YOUR INSTRUCTIONS> Without including the pictures, copy out every line below.

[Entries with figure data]
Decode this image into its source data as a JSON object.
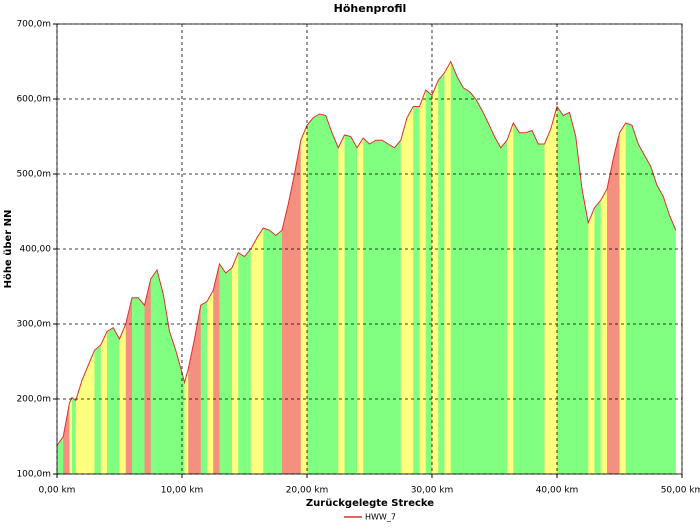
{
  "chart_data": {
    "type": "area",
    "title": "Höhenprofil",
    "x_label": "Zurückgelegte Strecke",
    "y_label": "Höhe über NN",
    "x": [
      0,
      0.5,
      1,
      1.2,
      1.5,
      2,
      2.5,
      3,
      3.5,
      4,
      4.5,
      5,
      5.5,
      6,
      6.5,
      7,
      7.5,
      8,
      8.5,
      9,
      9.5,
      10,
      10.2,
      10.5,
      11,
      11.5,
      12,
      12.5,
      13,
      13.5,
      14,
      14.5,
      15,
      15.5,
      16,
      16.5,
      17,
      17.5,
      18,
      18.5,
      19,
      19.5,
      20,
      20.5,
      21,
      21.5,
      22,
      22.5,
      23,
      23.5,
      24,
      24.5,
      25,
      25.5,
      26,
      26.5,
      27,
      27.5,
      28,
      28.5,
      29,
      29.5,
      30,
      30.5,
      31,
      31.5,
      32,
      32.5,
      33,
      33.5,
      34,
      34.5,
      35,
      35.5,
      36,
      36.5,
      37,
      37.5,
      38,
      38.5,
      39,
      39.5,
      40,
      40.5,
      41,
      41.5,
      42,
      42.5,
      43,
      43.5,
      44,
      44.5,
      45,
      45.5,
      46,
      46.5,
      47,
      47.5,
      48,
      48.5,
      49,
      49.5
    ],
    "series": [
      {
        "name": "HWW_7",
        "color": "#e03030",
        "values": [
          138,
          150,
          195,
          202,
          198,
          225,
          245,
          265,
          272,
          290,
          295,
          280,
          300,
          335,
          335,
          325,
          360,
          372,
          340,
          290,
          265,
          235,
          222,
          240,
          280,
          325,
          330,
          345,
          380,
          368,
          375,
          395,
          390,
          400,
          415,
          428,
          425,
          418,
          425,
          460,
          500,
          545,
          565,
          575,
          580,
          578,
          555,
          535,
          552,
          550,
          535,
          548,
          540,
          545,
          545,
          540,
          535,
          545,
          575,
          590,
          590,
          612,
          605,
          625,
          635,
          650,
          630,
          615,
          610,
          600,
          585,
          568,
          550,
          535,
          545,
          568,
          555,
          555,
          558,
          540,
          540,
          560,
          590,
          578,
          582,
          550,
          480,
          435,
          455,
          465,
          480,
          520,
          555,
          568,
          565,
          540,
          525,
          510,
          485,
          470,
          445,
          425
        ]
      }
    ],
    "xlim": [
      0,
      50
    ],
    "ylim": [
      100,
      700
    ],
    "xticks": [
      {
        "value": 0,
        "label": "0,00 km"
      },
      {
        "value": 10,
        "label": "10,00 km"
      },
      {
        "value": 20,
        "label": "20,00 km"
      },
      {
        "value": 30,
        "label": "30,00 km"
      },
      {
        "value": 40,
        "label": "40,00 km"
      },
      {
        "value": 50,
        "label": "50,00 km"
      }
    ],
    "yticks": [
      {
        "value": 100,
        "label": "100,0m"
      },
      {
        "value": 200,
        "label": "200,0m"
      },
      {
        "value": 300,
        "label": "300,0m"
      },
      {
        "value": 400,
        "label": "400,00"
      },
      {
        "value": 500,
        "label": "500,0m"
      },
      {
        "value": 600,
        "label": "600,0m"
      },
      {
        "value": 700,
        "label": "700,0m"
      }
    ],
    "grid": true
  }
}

CORRECT RESPONSE>
Decode this image into its source data as a JSON object.
{
  "chart_data": {
    "type": "area",
    "title": "Höhenprofil",
    "x_label": "Zurückgelegte Strecke",
    "y_label": "Höhe über NN",
    "x": [
      0,
      0.5,
      1,
      1.2,
      1.5,
      2,
      2.5,
      3,
      3.5,
      4,
      4.5,
      5,
      5.5,
      6,
      6.5,
      7,
      7.5,
      8,
      8.5,
      9,
      9.5,
      10,
      10.2,
      10.5,
      11,
      11.5,
      12,
      12.5,
      13,
      13.5,
      14,
      14.5,
      15,
      15.5,
      16,
      16.5,
      17,
      17.5,
      18,
      18.5,
      19,
      19.5,
      20,
      20.5,
      21,
      21.5,
      22,
      22.5,
      23,
      23.5,
      24,
      24.5,
      25,
      25.5,
      26,
      26.5,
      27,
      27.5,
      28,
      28.5,
      29,
      29.5,
      30,
      30.5,
      31,
      31.5,
      32,
      32.5,
      33,
      33.5,
      34,
      34.5,
      35,
      35.5,
      36,
      36.5,
      37,
      37.5,
      38,
      38.5,
      39,
      39.5,
      40,
      40.5,
      41,
      41.5,
      42,
      42.5,
      43,
      43.5,
      44,
      44.5,
      45,
      45.5,
      46,
      46.5,
      47,
      47.5,
      48,
      48.5,
      49,
      49.5
    ],
    "series": [
      {
        "name": "HWW_7",
        "color": "#e03030",
        "values": [
          138,
          150,
          195,
          202,
          198,
          225,
          245,
          265,
          272,
          290,
          295,
          280,
          300,
          335,
          335,
          325,
          360,
          372,
          340,
          290,
          265,
          235,
          222,
          240,
          280,
          325,
          330,
          345,
          380,
          368,
          375,
          395,
          390,
          400,
          415,
          428,
          425,
          418,
          425,
          460,
          500,
          545,
          565,
          575,
          580,
          578,
          555,
          535,
          552,
          550,
          535,
          548,
          540,
          545,
          545,
          540,
          535,
          545,
          575,
          590,
          590,
          612,
          605,
          625,
          635,
          650,
          630,
          615,
          610,
          600,
          585,
          568,
          550,
          535,
          545,
          568,
          555,
          555,
          558,
          540,
          540,
          560,
          590,
          578,
          582,
          550,
          480,
          435,
          455,
          465,
          480,
          520,
          555,
          568,
          565,
          540,
          525,
          510,
          485,
          470,
          445,
          425
        ]
      }
    ],
    "xlim": [
      0,
      50
    ],
    "ylim": [
      100,
      700
    ],
    "xticks": [
      {
        "value": 0,
        "label": "0,00 km"
      },
      {
        "value": 10,
        "label": "10,00 km"
      },
      {
        "value": 20,
        "label": "20,00 km"
      },
      {
        "value": 30,
        "label": "30,00 km"
      },
      {
        "value": 40,
        "label": "40,00 km"
      },
      {
        "value": 50,
        "label": "50,00 km"
      }
    ],
    "yticks": [
      {
        "value": 100,
        "label": "100,0m"
      },
      {
        "value": 200,
        "label": "200,0m"
      },
      {
        "value": 300,
        "label": "300,0m"
      },
      {
        "value": 400,
        "label": "400,00"
      },
      {
        "value": 500,
        "label": "500,0m"
      },
      {
        "value": 600,
        "label": "600,0m"
      },
      {
        "value": 700,
        "label": "700,0m"
      }
    ],
    "grid": true
  }
}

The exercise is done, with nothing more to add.